▶ **TASK DETAILS**
Identify all lines of the data containing the string "JSON" and copy them.

---- MATERIAL PROVIDED

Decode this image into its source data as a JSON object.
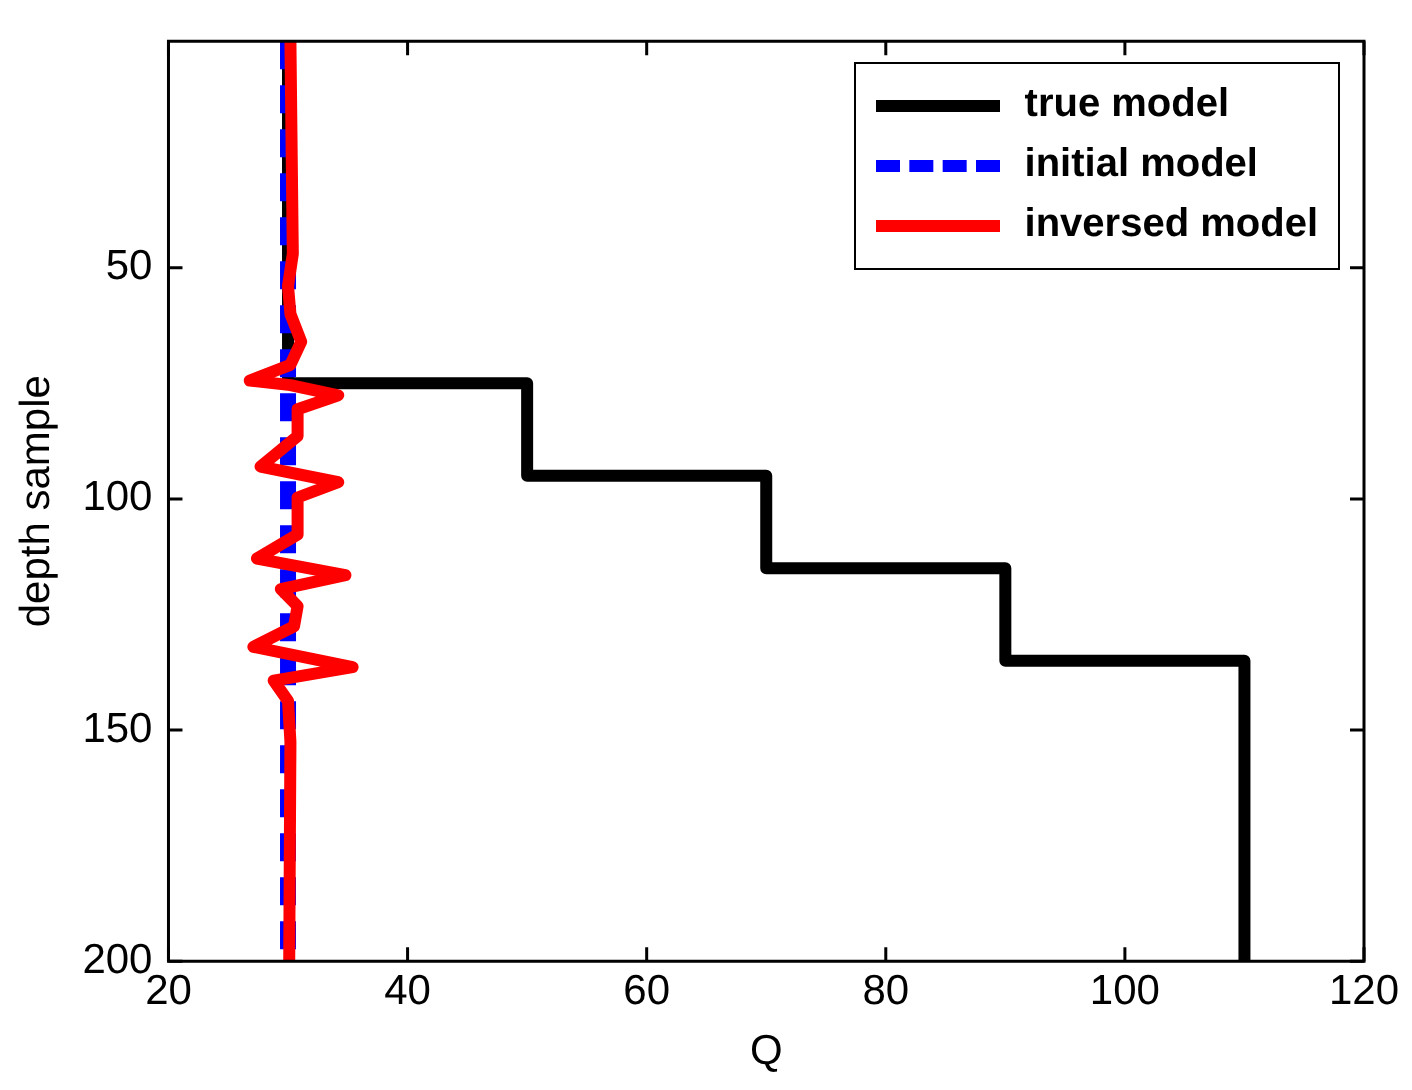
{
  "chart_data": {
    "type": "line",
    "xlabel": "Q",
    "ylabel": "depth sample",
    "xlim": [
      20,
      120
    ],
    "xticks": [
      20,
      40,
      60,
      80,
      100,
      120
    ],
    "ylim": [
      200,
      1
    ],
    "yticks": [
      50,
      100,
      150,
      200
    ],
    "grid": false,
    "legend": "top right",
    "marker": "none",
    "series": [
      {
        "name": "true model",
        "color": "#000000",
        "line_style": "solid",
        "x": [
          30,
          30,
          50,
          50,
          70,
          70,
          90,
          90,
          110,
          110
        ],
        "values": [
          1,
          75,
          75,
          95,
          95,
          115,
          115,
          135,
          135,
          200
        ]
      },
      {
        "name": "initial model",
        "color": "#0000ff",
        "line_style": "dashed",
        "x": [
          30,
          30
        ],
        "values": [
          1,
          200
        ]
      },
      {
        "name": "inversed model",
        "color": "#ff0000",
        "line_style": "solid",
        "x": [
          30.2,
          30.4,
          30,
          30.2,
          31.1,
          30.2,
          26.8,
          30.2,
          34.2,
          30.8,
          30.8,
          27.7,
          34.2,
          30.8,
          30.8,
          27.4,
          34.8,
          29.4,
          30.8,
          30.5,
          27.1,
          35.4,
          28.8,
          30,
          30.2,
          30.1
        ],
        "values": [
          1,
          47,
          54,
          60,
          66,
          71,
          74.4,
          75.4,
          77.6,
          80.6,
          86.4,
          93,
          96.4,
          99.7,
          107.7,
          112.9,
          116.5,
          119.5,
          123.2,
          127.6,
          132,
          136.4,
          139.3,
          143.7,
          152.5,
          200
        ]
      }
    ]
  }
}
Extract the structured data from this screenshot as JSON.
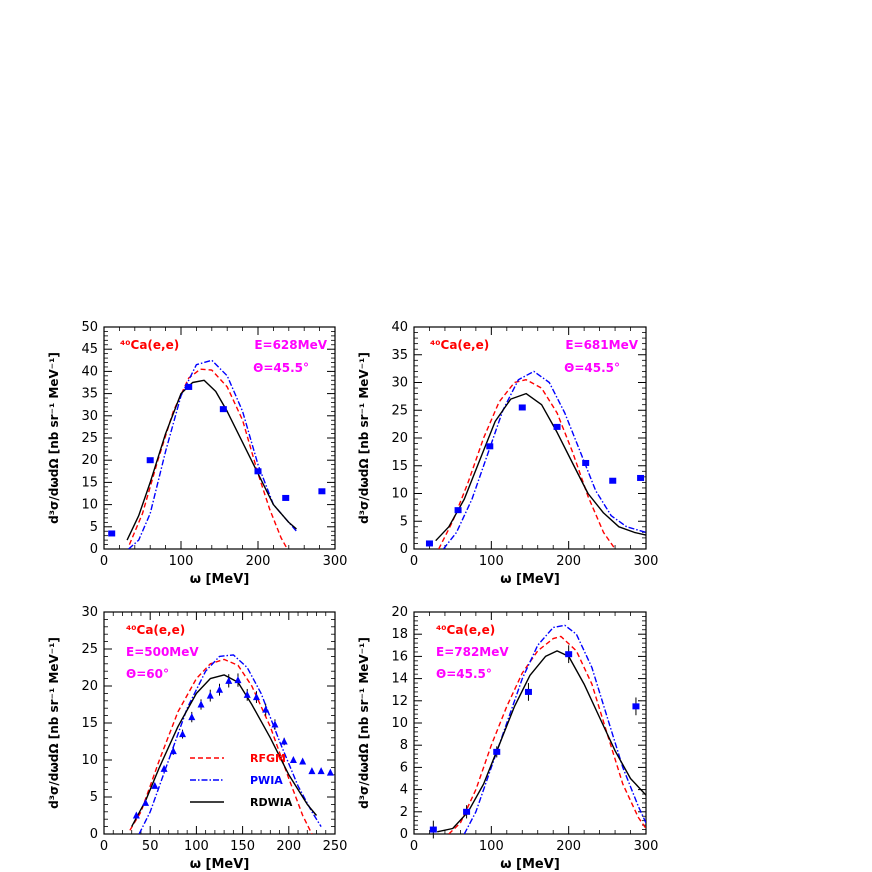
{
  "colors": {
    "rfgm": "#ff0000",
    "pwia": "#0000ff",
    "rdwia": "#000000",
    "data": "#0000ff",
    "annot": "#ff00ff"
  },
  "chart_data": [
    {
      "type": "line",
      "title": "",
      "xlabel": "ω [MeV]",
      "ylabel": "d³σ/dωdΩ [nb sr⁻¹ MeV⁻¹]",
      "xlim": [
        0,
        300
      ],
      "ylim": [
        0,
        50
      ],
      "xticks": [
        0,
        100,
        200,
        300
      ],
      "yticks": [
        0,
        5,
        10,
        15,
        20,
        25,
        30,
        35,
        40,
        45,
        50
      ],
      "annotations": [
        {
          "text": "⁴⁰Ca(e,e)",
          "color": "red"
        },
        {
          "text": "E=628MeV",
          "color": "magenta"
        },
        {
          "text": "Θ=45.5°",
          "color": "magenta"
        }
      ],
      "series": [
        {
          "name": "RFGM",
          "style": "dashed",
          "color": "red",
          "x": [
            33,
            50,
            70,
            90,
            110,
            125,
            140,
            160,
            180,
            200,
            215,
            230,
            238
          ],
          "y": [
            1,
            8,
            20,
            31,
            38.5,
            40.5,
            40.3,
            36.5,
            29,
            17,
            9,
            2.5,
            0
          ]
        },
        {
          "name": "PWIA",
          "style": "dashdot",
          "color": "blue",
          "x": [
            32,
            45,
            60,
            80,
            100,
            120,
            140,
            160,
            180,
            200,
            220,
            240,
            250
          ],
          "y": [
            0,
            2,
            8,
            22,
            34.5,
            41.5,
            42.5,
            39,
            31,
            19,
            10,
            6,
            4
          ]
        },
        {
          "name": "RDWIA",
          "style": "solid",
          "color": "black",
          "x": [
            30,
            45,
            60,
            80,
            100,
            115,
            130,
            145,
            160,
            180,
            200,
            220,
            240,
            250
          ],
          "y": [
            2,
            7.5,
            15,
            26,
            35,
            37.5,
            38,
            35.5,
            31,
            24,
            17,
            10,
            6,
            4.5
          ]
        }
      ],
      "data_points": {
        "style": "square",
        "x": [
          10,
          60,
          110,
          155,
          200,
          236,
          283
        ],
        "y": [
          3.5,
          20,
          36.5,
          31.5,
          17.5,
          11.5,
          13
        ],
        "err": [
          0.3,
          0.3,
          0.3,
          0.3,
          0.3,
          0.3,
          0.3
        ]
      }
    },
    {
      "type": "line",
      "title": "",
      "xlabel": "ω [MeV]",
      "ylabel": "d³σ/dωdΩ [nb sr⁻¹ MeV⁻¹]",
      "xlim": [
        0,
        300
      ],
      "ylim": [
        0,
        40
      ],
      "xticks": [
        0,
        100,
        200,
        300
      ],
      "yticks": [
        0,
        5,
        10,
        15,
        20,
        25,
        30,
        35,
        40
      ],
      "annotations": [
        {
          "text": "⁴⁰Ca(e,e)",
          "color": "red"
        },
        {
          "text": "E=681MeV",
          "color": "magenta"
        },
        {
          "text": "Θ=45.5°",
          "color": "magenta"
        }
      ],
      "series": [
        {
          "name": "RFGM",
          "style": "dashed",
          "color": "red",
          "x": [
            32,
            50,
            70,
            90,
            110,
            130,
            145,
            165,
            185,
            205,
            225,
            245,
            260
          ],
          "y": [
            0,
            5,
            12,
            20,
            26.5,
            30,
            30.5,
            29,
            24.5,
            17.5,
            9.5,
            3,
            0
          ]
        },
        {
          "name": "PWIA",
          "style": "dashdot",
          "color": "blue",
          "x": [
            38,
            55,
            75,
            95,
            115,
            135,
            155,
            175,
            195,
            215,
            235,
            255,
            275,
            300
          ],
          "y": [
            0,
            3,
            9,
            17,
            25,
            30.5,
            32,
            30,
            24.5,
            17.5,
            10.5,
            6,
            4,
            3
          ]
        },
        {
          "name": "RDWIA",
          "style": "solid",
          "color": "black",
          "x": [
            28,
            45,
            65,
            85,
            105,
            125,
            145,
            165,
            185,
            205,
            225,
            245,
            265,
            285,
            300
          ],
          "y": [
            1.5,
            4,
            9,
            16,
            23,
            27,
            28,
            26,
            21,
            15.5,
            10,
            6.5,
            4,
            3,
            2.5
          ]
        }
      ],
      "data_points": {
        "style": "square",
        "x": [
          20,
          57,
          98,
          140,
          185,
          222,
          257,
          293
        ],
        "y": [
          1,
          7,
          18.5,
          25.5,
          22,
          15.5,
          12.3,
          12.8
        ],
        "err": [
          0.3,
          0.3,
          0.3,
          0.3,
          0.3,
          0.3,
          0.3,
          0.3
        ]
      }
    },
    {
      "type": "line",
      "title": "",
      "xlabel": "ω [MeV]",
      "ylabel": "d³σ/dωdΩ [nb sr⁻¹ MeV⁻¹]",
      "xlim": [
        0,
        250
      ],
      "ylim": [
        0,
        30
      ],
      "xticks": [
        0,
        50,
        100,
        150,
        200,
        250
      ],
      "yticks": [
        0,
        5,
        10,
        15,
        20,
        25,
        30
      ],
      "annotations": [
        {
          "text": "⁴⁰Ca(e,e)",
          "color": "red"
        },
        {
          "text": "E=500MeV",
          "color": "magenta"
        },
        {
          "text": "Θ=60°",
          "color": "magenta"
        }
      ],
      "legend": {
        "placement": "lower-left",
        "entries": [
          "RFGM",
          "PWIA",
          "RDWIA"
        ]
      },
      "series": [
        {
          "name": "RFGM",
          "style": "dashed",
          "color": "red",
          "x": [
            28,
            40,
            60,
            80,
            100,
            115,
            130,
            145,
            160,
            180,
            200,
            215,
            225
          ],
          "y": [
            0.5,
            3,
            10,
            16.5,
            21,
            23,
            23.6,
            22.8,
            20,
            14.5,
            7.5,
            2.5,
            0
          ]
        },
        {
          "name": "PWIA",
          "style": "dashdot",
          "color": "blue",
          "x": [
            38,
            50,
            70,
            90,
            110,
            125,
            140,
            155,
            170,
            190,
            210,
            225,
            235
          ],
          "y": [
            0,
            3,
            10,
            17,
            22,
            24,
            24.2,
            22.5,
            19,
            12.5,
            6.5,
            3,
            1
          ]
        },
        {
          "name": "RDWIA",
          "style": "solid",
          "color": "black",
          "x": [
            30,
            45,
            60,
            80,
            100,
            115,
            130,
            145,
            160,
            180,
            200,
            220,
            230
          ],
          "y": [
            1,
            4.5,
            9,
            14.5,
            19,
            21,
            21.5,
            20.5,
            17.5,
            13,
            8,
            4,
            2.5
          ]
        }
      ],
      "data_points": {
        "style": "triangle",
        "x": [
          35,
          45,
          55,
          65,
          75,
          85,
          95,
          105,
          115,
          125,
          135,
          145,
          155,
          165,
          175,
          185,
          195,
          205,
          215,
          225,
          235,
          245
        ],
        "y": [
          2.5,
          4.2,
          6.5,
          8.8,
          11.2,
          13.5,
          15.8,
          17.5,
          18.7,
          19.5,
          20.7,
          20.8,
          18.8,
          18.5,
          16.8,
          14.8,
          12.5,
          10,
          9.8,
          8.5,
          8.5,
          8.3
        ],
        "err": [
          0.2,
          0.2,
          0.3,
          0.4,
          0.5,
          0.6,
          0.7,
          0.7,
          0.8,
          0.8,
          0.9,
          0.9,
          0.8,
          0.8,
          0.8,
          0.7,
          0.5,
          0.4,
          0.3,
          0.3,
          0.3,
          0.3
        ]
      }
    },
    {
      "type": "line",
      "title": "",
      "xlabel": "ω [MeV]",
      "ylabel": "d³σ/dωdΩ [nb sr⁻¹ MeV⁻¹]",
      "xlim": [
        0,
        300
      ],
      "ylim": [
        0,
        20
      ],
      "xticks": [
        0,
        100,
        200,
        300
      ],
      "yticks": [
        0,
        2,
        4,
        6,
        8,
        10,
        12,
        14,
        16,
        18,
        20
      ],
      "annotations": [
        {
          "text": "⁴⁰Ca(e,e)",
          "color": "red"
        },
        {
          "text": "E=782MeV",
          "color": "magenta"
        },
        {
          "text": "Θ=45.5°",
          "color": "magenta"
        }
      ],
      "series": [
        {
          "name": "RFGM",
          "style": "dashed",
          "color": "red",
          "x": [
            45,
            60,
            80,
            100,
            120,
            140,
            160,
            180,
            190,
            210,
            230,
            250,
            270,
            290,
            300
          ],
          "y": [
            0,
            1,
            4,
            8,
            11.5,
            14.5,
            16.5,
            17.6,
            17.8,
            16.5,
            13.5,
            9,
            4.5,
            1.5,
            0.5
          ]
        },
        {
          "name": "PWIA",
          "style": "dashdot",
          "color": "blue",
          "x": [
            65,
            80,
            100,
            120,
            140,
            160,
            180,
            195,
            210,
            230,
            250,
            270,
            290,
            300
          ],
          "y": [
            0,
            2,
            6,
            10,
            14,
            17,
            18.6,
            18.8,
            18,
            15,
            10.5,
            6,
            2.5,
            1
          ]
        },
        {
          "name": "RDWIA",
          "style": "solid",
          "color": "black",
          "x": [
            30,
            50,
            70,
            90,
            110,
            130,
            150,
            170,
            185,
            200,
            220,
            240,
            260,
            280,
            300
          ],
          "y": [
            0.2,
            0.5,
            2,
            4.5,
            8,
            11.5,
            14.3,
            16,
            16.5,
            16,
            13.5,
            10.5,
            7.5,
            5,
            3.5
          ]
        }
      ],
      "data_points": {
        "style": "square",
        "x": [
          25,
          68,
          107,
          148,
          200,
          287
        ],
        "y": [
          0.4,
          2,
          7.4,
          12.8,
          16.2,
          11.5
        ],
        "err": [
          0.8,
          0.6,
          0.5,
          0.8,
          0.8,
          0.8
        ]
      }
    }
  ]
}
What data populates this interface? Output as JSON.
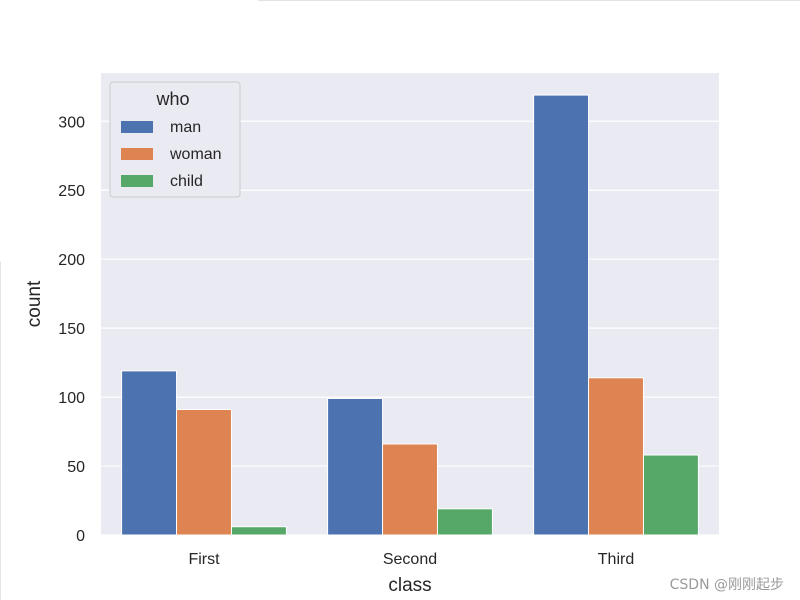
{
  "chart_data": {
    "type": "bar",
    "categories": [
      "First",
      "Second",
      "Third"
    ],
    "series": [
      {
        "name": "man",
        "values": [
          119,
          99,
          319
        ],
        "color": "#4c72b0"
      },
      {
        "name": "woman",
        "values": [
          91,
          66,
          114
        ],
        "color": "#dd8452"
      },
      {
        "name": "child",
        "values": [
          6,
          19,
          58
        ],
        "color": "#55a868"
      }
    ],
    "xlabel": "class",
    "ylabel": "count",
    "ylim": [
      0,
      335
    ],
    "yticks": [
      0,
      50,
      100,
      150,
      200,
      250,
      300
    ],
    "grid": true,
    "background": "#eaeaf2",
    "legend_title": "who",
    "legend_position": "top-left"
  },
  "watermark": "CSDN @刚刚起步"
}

--------

▶ **SOLUTION FOR THIS TASK**
Decode this image into its source data as a JSON object.
Extract the structured data from this screenshot as JSON.
What data populates this interface? Output as JSON.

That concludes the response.